- [FRAGMENTO SELECCIONADO]
--

Como traductora literaria, integré el grupo del segundo proyecto; por lo tanto mi parti pris es evidente. Ahora bien, no creo que este hecho impugne mi punto de vista sobre la cuestión, ya que en estas páginas no busco hacer una defensa acalorada de su letra ni apelar a las vías del conmover o del convencer para levantar adhesiones. Por el contrario, la cercanía con el proyecto me ha movido, no a polemizar, sino a tratar de comprender por qué se generaron fuerzas opositoras dentro del propio campo de los traductores; reacción más inesperada que el previsto rechazo por parte de cámaras editoriales, que ven en el reclamo laboral de un sector subalterno la ruina de la industria editorial del país todo.

Tal y como señalaban Pierre Bourdieu (1984:72), el «privilegio del sociólogo» (y por extensión del analista en Ciencias Sociales, entre las que podríamos ubicar los Estudios de Traducción) es estar presente como «objetivador participante», esto es, no ocultarse tras una supuesta objetividad que no haría más que reproducir la doxa en un análisis espontáneo, sino participar a partir de una interrogación, primero, de su propio punto de vista, para luego pasar a los otros puntos de vistas parciales que están en juego.

Así pues, primero lo primero: ¿cuál es mi posición en el campo de la traducción? Me dedico a la traducción literaria profesional (trabajo para la industria editorial y audiovisual) y académica (doy clases e investigo sobre traducción) desde 2005. Me gradué en Ciencias de la Comunicación (UBA) y traducción (IES en Lenguas Vivas «J. R. Fernández») y me especialicé en literaturas comparadas y traducción literaria (en una maestría y un doctorado en la Universitat Pompeu Fabra). Este perfil me ubicaría dentro de cierta heterodoxia, ya que no me dedico a «tiempo completo» a ninguna de las actividades que realizo y, por lo tanto, ocupo más bien una posición marginal tanto en el mercado de trabajo como, sobre todo, en la academia, la cual no suele puntuar muy alto las traducciones de libros como parte del trabajo intelectual de sus miembros. Practico y pienso la traducción. Por eso, colaborar con un proyecto de ley sobre la protección de los derechos de los traductores en Argentina me interpeló como «traductora que investiga» y a la vez como «investigadora que traduce». Desde aquí miro.

--

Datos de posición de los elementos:
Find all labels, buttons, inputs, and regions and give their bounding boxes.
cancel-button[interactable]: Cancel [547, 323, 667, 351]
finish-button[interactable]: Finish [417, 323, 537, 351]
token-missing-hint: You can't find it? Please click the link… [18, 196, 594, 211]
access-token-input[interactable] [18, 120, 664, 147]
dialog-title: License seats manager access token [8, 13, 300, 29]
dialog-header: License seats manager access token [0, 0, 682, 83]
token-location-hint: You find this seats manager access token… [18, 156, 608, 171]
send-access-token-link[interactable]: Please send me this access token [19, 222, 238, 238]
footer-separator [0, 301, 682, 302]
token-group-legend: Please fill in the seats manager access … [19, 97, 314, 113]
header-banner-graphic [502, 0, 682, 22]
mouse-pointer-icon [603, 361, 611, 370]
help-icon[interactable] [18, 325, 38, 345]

--

- [INSTRUCCIÓN ESCRITA 1]
Indica si cada una de las afirmaciones (a), (b) y (c) concuerda con el fragmento sobre traducción literaria: (a) quien escribe se dedica a la traducción literaria profesional desde 2005; (b) quien escribe trabaja a tiempo completo en la academia; (c) las cámaras editoriales apoyaron el proyecto. Responde sí o no en cada caso y cita textualmente las palabras del fragmento que lo deciden.
- [INSTRUCCIÓN ESCRITA 2]
Prosigue el fragmento sobre traducción literaria a partir del punto en que termina.
Este material proviene de otra fuente.

- [RESULTADO 1]
(a) Sí: "Me dedico a la traducción literaria profesional (trabajo para la industria editorial y audiovisual) y académica (doy clases e investigo sobre traducción) desde 2005."
(b) No: "no me dedico a «tiempo completo» a ninguna de las actividades que realizo"
(c) No: "el previsto rechazo por parte de cámaras editoriales"

- [RESULTADO 2]
Y me pregunto. Me propongo, entonces, interrogar los puntos de vista sobre la figura del traductor que están en pugna en torno al proyecto de Ley de Derechos de los Traductores y Fomento de la Traducción (LDTyFT). Acudiendo a la sociología de los bienes simbólicos de Bourdieu como herramienta de análisis, el objetivo es desarmar la homogeneidad aparente en la idea de «profesión» y situar a los traductores como agentes dentro del campo de la traducción en Argentina, es decir, dentro de un espacio estructurado jerárquicamente, con un sector dominante y otro dominado, dinamizado por luchas para la apropiación de ciertos capitales. A partir de las tomas de posición respecto del proyecto LDTyFT, se podrá indagar en la posición que ocupan los distintos agentes y en sus disposiciones o habitus.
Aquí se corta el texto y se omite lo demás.